*Goal*. Reproduce the records below exactly as they appear.

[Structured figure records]
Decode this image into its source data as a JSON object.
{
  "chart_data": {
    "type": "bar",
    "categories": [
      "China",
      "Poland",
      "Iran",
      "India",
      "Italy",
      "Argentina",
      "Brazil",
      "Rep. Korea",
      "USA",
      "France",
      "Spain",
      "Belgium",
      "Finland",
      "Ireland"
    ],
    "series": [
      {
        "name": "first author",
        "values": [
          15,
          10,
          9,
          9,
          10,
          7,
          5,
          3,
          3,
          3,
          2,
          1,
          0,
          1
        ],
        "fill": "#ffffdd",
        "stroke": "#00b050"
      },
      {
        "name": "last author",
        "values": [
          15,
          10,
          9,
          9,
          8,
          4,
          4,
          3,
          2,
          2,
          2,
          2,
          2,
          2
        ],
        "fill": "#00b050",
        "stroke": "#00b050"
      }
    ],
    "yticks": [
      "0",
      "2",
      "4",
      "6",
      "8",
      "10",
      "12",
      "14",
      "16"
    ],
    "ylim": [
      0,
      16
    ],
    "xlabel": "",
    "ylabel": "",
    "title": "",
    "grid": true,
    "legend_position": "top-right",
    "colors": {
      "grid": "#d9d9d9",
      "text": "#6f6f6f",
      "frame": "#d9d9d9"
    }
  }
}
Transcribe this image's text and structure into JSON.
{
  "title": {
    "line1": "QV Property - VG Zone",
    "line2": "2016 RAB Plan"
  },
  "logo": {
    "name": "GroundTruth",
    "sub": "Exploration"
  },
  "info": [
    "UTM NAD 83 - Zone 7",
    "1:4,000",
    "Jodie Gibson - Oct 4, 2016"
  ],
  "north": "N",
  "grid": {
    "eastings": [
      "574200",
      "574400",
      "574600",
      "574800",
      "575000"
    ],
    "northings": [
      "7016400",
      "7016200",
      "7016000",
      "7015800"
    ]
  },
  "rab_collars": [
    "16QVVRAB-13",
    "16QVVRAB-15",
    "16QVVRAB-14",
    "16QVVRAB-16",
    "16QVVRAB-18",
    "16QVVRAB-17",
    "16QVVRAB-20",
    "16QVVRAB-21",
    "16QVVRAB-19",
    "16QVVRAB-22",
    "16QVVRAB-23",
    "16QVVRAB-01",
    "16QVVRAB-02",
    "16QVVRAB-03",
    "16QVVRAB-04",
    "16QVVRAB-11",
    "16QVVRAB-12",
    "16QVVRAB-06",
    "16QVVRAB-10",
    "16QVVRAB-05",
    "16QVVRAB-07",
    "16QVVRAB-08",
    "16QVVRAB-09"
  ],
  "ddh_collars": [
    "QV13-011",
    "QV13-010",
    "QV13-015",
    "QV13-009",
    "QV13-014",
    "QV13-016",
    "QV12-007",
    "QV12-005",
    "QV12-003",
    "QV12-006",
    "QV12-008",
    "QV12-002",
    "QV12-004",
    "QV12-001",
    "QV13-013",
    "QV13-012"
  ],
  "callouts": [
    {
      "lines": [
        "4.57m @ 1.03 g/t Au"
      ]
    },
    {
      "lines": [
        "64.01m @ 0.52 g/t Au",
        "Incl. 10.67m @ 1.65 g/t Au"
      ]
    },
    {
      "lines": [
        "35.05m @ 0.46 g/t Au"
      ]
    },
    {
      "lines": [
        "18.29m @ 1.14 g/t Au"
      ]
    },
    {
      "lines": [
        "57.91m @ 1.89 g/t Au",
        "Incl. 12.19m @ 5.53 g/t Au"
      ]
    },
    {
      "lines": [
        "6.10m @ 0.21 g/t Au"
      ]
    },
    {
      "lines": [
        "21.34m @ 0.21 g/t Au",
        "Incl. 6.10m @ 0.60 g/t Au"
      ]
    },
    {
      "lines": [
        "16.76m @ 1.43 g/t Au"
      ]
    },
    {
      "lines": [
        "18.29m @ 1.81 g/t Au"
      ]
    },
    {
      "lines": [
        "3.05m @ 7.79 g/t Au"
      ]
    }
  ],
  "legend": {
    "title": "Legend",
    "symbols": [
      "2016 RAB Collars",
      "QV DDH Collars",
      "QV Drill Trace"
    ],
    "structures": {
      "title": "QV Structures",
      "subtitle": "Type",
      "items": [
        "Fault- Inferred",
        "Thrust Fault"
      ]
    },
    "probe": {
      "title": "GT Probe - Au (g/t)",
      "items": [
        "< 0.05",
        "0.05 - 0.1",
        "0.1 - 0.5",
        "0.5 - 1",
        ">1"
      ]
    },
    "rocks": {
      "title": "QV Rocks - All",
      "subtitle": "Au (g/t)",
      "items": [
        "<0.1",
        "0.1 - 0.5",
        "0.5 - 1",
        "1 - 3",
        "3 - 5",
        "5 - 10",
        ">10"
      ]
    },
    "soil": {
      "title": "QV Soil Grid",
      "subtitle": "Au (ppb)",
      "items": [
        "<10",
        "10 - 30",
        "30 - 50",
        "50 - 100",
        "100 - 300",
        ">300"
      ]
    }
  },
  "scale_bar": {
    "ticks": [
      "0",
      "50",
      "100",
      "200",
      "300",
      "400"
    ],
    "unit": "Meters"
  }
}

*Written reply*.
Decode this image into its source data as a JSON object.
{
  "chart_data": {
    "type": "bar",
    "categories": [
      "China",
      "Poland",
      "Iran",
      "India",
      "Italy",
      "Argentina",
      "Brazil",
      "Rep. Korea",
      "USA",
      "France",
      "Spain",
      "Belgium",
      "Finland",
      "Ireland"
    ],
    "series": [
      {
        "name": "first author",
        "values": [
          15,
          10,
          9,
          9,
          10,
          7,
          5,
          3,
          3,
          3,
          2,
          1,
          0,
          1
        ],
        "fill": "#ffffdd",
        "stroke": "#00b050"
      },
      {
        "name": "last author",
        "values": [
          15,
          10,
          9,
          9,
          8,
          4,
          4,
          3,
          2,
          2,
          2,
          2,
          2,
          2
        ],
        "fill": "#00b050",
        "stroke": "#00b050"
      }
    ],
    "yticks": [
      "0",
      "2",
      "4",
      "6",
      "8",
      "10",
      "12",
      "14",
      "16"
    ],
    "ylim": [
      0,
      16
    ],
    "xlabel": "",
    "ylabel": "",
    "title": "",
    "grid": true,
    "legend_position": "top-right",
    "colors": {
      "grid": "#d9d9d9",
      "text": "#6f6f6f",
      "frame": "#d9d9d9"
    }
  }
}
Transcribe this image's text and structure into JSON.
{
  "title": {
    "line1": "QV Property - VG Zone",
    "line2": "2016 RAB Plan"
  },
  "logo": {
    "name": "GroundTruth",
    "sub": "Exploration"
  },
  "info": [
    "UTM NAD 83 - Zone 7",
    "1:4,000",
    "Jodie Gibson - Oct 4, 2016"
  ],
  "north": "N",
  "grid": {
    "eastings": [
      "574200",
      "574400",
      "574600",
      "574800",
      "575000"
    ],
    "northings": [
      "7016400",
      "7016200",
      "7016000",
      "7015800"
    ]
  },
  "rab_collars": [
    "16QVVRAB-13",
    "16QVVRAB-15",
    "16QVVRAB-14",
    "16QVVRAB-16",
    "16QVVRAB-18",
    "16QVVRAB-17",
    "16QVVRAB-20",
    "16QVVRAB-21",
    "16QVVRAB-19",
    "16QVVRAB-22",
    "16QVVRAB-23",
    "16QVVRAB-01",
    "16QVVRAB-02",
    "16QVVRAB-03",
    "16QVVRAB-04",
    "16QVVRAB-11",
    "16QVVRAB-12",
    "16QVVRAB-06",
    "16QVVRAB-10",
    "16QVVRAB-05",
    "16QVVRAB-07",
    "16QVVRAB-08",
    "16QVVRAB-09"
  ],
  "ddh_collars": [
    "QV13-011",
    "QV13-010",
    "QV13-015",
    "QV13-009",
    "QV13-014",
    "QV13-016",
    "QV12-007",
    "QV12-005",
    "QV12-003",
    "QV12-006",
    "QV12-008",
    "QV12-002",
    "QV12-004",
    "QV12-001",
    "QV13-013",
    "QV13-012"
  ],
  "callouts": [
    {
      "lines": [
        "4.57m @ 1.03 g/t Au"
      ]
    },
    {
      "lines": [
        "64.01m @ 0.52 g/t Au",
        "Incl. 10.67m @ 1.65 g/t Au"
      ]
    },
    {
      "lines": [
        "35.05m @ 0.46 g/t Au"
      ]
    },
    {
      "lines": [
        "18.29m @ 1.14 g/t Au"
      ]
    },
    {
      "lines": [
        "57.91m @ 1.89 g/t Au",
        "Incl. 12.19m @ 5.53 g/t Au"
      ]
    },
    {
      "lines": [
        "6.10m @ 0.21 g/t Au"
      ]
    },
    {
      "lines": [
        "21.34m @ 0.21 g/t Au",
        "Incl. 6.10m @ 0.60 g/t Au"
      ]
    },
    {
      "lines": [
        "16.76m @ 1.43 g/t Au"
      ]
    },
    {
      "lines": [
        "18.29m @ 1.81 g/t Au"
      ]
    },
    {
      "lines": [
        "3.05m @ 7.79 g/t Au"
      ]
    }
  ],
  "legend": {
    "title": "Legend",
    "symbols": [
      "2016 RAB Collars",
      "QV DDH Collars",
      "QV Drill Trace"
    ],
    "structures": {
      "title": "QV Structures",
      "subtitle": "Type",
      "items": [
        "Fault- Inferred",
        "Thrust Fault"
      ]
    },
    "probe": {
      "title": "GT Probe - Au (g/t)",
      "items": [
        "< 0.05",
        "0.05 - 0.1",
        "0.1 - 0.5",
        "0.5 - 1",
        ">1"
      ]
    },
    "rocks": {
      "title": "QV Rocks - All",
      "subtitle": "Au (g/t)",
      "items": [
        "<0.1",
        "0.1 - 0.5",
        "0.5 - 1",
        "1 - 3",
        "3 - 5",
        "5 - 10",
        ">10"
      ]
    },
    "soil": {
      "title": "QV Soil Grid",
      "subtitle": "Au (ppb)",
      "items": [
        "<10",
        "10 - 30",
        "30 - 50",
        "50 - 100",
        "100 - 300",
        ">300"
      ]
    }
  },
  "scale_bar": {
    "ticks": [
      "0",
      "50",
      "100",
      "200",
      "300",
      "400"
    ],
    "unit": "Meters"
  }
}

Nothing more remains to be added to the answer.